--- Begin SUPPLIED DATA ---

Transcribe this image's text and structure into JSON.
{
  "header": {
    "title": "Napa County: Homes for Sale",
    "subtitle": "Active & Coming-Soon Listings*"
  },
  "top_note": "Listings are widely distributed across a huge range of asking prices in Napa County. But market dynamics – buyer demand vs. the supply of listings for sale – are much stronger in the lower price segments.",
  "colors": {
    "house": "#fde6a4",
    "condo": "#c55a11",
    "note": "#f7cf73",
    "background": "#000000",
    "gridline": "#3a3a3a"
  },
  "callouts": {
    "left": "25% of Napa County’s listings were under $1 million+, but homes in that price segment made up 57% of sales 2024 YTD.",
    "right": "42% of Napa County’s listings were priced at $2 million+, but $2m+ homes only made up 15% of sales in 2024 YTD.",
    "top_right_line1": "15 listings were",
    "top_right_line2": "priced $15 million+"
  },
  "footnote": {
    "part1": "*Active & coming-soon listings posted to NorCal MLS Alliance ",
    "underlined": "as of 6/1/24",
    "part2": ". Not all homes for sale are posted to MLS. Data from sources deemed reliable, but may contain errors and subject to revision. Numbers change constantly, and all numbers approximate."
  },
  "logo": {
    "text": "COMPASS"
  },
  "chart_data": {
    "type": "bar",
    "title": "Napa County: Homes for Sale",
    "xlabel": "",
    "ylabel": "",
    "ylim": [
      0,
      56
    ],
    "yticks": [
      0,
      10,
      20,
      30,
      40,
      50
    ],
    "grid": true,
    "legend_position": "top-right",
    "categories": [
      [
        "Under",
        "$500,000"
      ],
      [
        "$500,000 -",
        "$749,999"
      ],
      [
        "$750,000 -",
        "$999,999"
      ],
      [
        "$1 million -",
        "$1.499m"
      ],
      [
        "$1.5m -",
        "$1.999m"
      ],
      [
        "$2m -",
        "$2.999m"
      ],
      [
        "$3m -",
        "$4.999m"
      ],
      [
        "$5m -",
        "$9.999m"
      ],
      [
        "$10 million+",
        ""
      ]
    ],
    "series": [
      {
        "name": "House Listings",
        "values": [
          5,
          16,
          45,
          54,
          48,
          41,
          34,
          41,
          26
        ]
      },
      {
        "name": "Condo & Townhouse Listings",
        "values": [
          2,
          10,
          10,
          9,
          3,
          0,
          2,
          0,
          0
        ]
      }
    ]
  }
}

--- End SUPPLIED DATA ---

# [EXERCISE]
Return all the data exactly as given.

# [CORRECT ANSWER]
Transcribe this image's text and structure into JSON.
{
  "header": {
    "title": "Napa County: Homes for Sale",
    "subtitle": "Active & Coming-Soon Listings*"
  },
  "top_note": "Listings are widely distributed across a huge range of asking prices in Napa County. But market dynamics – buyer demand vs. the supply of listings for sale – are much stronger in the lower price segments.",
  "colors": {
    "house": "#fde6a4",
    "condo": "#c55a11",
    "note": "#f7cf73",
    "background": "#000000",
    "gridline": "#3a3a3a"
  },
  "callouts": {
    "left": "25% of Napa County’s listings were under $1 million+, but homes in that price segment made up 57% of sales 2024 YTD.",
    "right": "42% of Napa County’s listings were priced at $2 million+, but $2m+ homes only made up 15% of sales in 2024 YTD.",
    "top_right_line1": "15 listings were",
    "top_right_line2": "priced $15 million+"
  },
  "footnote": {
    "part1": "*Active & coming-soon listings posted to NorCal MLS Alliance ",
    "underlined": "as of 6/1/24",
    "part2": ". Not all homes for sale are posted to MLS. Data from sources deemed reliable, but may contain errors and subject to revision. Numbers change constantly, and all numbers approximate."
  },
  "logo": {
    "text": "COMPASS"
  },
  "chart_data": {
    "type": "bar",
    "title": "Napa County: Homes for Sale",
    "xlabel": "",
    "ylabel": "",
    "ylim": [
      0,
      56
    ],
    "yticks": [
      0,
      10,
      20,
      30,
      40,
      50
    ],
    "grid": true,
    "legend_position": "top-right",
    "categories": [
      [
        "Under",
        "$500,000"
      ],
      [
        "$500,000 -",
        "$749,999"
      ],
      [
        "$750,000 -",
        "$999,999"
      ],
      [
        "$1 million -",
        "$1.499m"
      ],
      [
        "$1.5m -",
        "$1.999m"
      ],
      [
        "$2m -",
        "$2.999m"
      ],
      [
        "$3m -",
        "$4.999m"
      ],
      [
        "$5m -",
        "$9.999m"
      ],
      [
        "$10 million+",
        ""
      ]
    ],
    "series": [
      {
        "name": "House Listings",
        "values": [
          5,
          16,
          45,
          54,
          48,
          41,
          34,
          41,
          26
        ]
      },
      {
        "name": "Condo & Townhouse Listings",
        "values": [
          2,
          10,
          10,
          9,
          3,
          0,
          2,
          0,
          0
        ]
      }
    ]
  }
}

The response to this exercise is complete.